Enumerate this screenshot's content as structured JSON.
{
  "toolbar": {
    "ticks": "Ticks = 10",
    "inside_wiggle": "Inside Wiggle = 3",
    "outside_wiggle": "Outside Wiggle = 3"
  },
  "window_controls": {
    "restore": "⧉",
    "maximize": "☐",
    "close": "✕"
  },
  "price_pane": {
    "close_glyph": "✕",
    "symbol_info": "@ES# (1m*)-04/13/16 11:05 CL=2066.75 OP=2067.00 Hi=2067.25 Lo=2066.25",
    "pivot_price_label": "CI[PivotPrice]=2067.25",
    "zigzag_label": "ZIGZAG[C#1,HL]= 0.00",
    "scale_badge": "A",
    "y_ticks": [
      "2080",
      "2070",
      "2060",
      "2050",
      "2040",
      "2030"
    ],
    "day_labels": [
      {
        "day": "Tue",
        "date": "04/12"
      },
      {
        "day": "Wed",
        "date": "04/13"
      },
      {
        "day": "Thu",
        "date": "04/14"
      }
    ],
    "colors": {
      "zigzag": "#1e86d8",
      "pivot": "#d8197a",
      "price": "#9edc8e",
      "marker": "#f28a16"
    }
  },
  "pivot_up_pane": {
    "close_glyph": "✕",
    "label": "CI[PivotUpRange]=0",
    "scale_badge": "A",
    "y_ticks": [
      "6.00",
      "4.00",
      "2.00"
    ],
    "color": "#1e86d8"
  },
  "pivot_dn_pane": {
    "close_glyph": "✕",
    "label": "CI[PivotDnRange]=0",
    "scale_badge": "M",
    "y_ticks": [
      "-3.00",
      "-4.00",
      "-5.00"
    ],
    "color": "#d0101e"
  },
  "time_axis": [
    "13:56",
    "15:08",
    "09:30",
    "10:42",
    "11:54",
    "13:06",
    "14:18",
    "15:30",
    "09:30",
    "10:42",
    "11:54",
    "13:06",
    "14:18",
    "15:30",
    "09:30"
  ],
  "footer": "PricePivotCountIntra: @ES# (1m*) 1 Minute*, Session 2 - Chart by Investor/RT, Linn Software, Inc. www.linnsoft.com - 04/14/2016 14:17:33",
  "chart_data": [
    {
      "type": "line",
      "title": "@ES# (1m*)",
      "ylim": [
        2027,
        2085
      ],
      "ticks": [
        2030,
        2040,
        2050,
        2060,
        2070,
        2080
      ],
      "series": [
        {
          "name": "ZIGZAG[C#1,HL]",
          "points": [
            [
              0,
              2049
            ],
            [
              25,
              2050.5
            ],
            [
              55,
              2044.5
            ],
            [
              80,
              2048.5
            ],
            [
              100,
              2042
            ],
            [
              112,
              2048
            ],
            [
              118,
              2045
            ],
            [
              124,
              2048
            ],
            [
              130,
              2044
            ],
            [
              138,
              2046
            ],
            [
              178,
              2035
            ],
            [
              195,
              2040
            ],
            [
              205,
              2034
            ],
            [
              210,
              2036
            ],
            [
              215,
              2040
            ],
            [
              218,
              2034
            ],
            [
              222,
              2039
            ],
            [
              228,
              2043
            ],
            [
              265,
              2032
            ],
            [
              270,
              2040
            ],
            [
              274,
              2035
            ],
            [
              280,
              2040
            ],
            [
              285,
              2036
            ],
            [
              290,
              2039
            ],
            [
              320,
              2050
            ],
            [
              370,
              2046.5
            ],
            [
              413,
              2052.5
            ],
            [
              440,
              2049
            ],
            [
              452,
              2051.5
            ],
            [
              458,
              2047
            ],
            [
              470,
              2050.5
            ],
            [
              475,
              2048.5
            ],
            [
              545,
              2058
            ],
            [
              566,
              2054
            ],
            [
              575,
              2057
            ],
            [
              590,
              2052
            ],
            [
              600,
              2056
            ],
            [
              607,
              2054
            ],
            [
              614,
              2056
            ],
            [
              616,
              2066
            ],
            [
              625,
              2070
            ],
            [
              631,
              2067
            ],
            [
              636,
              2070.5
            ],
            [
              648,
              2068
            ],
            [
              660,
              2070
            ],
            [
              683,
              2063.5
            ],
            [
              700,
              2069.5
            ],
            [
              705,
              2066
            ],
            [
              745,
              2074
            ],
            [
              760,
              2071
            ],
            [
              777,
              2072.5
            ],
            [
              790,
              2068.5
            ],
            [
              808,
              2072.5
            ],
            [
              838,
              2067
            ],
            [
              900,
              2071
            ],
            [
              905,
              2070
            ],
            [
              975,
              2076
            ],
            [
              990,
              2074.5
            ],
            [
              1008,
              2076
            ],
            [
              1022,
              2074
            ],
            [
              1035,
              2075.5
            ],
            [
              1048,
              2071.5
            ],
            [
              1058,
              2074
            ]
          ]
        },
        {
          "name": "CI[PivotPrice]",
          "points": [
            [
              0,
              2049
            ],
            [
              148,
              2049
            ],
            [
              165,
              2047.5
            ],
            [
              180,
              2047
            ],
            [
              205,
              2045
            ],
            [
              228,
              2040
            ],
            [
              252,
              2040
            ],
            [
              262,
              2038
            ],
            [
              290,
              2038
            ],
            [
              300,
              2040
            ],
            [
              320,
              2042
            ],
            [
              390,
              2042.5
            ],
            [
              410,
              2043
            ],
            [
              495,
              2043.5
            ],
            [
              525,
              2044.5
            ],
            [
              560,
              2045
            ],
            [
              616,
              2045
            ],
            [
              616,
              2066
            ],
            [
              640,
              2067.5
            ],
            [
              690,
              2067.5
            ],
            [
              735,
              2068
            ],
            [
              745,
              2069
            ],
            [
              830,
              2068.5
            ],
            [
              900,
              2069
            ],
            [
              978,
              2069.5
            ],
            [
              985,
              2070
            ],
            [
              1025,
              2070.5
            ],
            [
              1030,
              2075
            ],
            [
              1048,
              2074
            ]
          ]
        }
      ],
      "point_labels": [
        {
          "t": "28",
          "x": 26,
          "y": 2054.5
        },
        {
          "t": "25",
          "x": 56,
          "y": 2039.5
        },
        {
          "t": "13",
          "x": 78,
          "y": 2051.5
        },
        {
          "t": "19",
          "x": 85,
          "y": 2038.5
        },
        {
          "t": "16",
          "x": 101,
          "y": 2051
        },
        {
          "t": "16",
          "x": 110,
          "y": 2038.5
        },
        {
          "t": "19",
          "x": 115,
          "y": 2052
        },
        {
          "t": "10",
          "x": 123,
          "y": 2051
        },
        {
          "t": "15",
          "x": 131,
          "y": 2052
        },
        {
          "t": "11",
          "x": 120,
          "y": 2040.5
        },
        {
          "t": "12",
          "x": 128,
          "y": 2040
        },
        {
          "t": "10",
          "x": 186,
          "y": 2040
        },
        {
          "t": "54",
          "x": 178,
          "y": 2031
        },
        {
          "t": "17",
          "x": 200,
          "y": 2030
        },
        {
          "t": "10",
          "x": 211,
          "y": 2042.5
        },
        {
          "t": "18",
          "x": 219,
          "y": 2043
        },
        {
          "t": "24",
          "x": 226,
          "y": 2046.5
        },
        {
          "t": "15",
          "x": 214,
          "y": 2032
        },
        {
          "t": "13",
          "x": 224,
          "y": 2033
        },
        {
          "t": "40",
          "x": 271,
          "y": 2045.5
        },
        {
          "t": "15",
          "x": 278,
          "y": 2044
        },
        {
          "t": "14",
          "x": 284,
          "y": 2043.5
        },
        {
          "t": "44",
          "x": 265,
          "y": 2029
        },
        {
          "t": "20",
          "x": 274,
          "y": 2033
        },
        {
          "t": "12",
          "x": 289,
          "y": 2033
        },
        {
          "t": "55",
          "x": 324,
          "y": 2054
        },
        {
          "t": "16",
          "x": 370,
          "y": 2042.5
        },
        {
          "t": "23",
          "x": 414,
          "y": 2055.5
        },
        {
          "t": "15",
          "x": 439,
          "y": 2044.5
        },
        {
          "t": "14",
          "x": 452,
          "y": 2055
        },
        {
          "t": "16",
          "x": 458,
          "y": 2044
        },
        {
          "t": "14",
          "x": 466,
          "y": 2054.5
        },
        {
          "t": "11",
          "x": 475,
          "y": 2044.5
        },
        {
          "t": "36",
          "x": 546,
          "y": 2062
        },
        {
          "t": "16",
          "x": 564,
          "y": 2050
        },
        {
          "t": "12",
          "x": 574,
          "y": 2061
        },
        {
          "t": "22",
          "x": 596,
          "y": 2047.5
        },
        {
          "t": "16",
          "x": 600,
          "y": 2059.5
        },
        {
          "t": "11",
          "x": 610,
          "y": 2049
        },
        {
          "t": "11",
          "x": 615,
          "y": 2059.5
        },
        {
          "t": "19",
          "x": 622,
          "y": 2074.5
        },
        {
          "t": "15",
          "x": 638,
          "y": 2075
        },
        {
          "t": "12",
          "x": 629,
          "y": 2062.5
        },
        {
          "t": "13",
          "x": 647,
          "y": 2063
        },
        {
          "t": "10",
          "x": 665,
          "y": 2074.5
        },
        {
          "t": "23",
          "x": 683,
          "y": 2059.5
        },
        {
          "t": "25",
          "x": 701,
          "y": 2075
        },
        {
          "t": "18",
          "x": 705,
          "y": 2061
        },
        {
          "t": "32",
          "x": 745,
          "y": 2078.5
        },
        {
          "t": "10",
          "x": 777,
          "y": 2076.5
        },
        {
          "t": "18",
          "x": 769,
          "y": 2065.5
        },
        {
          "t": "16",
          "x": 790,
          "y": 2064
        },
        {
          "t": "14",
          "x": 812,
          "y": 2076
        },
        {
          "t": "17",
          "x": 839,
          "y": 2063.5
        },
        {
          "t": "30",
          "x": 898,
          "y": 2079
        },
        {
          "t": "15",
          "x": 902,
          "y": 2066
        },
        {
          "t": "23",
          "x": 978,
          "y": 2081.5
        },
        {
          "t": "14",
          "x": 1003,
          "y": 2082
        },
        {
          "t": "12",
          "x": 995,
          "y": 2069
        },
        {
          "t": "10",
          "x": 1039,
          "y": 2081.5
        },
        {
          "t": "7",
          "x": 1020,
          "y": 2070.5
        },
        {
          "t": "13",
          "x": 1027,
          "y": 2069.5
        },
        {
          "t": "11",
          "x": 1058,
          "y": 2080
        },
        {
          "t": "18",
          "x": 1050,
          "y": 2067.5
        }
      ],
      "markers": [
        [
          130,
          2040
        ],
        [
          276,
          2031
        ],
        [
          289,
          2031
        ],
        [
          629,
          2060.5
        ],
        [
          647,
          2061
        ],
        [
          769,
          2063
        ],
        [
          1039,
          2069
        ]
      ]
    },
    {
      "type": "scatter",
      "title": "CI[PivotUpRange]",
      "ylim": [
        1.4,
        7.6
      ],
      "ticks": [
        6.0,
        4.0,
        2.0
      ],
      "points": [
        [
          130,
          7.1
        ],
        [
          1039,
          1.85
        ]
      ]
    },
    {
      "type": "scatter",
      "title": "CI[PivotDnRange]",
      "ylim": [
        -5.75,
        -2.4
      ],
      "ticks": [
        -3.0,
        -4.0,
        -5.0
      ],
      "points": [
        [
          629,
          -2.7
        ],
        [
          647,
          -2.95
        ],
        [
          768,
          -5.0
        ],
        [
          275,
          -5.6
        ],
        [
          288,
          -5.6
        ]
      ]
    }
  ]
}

◆ What you are asked to do ◆
Across the records, count the lines holding the string "PivotPrice". Give the number and stop.

◆ Task response ◆
2